(Data entries)
□ □ □ □ □ □ □

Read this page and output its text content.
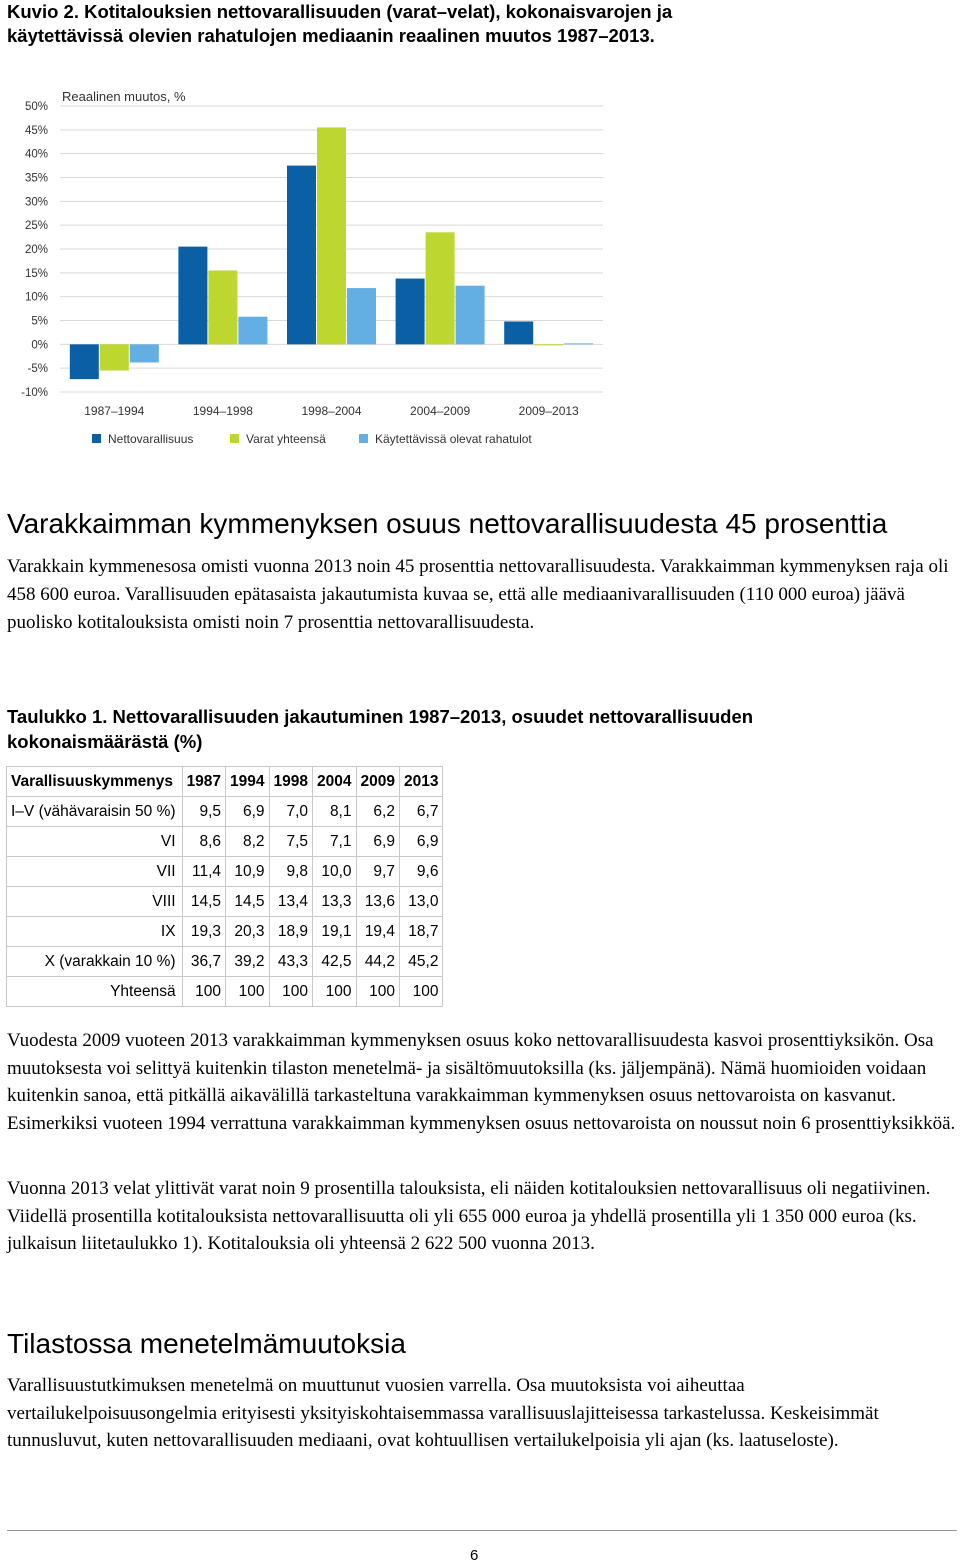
Kuvio 2. Kotitalouksien nettovarallisuuden (varat–velat), kokonaisvarojen ja käytettävissä olevien rahatulojen mediaanin reaalinen muutos 1987–2013.
50%
45%
40%
35%
30%
25%
20%
15%
10%
5%
0%
-5%
-10%
1987–1994	1994–1998	1998–2004	2004–2009	2009–2013
Nettovarallisuus	Varat yhteensä	Käytettävissä olevat rahatulot
Reaalinen muutos, %
Varakkaimman kymmenyksen osuus nettovarallisuudesta 45 prosenttia

Varakkain kymmenesosa omisti vuonna 2013 noin 45 prosenttia nettovarallisuudesta. Varakkaimman kymmenyksen raja oli 458 600 euroa. Varallisuuden epätasaista jakautumista kuvaa se, että alle mediaanivarallisuuden (110 000 euroa) jäävä puolisko kotitalouksista omisti noin 7 prosenttia nettovarallisuudesta.

Taulukko 1. Nettovarallisuuden jakautuminen 1987–2013, osuudet nettovarallisuuden kokonaismäärästä (%)
Varallisuuskymmenys	1987	1994	1998	2004	2009	2013
I–V (vähävaraisin 50 %)	9,5	6,9	7,0	8,1	6,2	6,7
VI	8,6	8,2	7,5	7,1	6,9	6,9
VII	11,4	10,9	9,8	10,0	9,7	9,6
VIII	14,5	14,5	13,4	13,3	13,6	13,0
IX	19,3	20,3	18,9	19,1	19,4	18,7
X (varakkain 10 %)	36,7	39,2	43,3	42,5	44,2	45,2
Yhteensä	100	100	100	100	100	100

Vuodesta 2009 vuoteen 2013 varakkaimman kymmenyksen osuus koko nettovarallisuudesta kasvoi prosenttiyksikön. Osa muutoksesta voi selittyä kuitenkin tilaston menetelmä- ja sisältömuutoksilla (ks. jäljempänä). Nämä huomioiden voidaan kuitenkin sanoa, että pitkällä aikavälillä tarkasteltuna varakkaimman kymmenyksen osuus nettovaroista on kasvanut. Esimerkiksi vuoteen 1994 verrattuna varakkaimman kymmenyksen osuus nettovaroista on noussut noin 6 prosenttiyksikköä.

Vuonna 2013 velat ylittivät varat noin 9 prosentilla talouksista, eli näiden kotitalouksien nettovarallisuus oli negatiivinen. Viidellä prosentilla kotitalouksista nettovarallisuutta oli yli 655 000 euroa ja yhdellä prosentilla yli 1 350 000 euroa (ks. julkaisun liitetaulukko 1). Kotitalouksia oli yhteensä 2 622 500 vuonna 2013.

Tilastossa menetelmämuutoksia

Varallisuustutkimuksen menetelmä on muuttunut vuosien varrella. Osa muutoksista voi aiheuttaa vertailukelpoisuusongelmia erityisesti yksityiskohtaisemmassa varallisuuslajitteisessa tarkastelussa. Keskeisimmät tunnusluvut, kuten nettovarallisuuden mediaani, ovat kohtuullisen vertailukelpoisia yli ajan (ks. laatuseloste).

6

□ □ □ □ □ □ □

_DIRECTIONS:_ Scan the records above for the string "prosenttia", then report every line that contains it.

_RESULT OF THE EXERCISE:_
Varakkaimman kymmenyksen osuus nettovarallisuudesta 45 prosenttia
Varakkain kymmenesosa omisti vuonna 2013 noin 45 prosenttia nettovarallisuudesta. Varakkaimman kymmenyksen raja oli 458 600 euroa. Varallisuuden epätasaista jakautumista kuvaa se, että alle mediaanivarallisuuden (110 000 euroa) jäävä puolisko kotitalouksista omisti noin 7 prosenttia nettovarallisuudesta.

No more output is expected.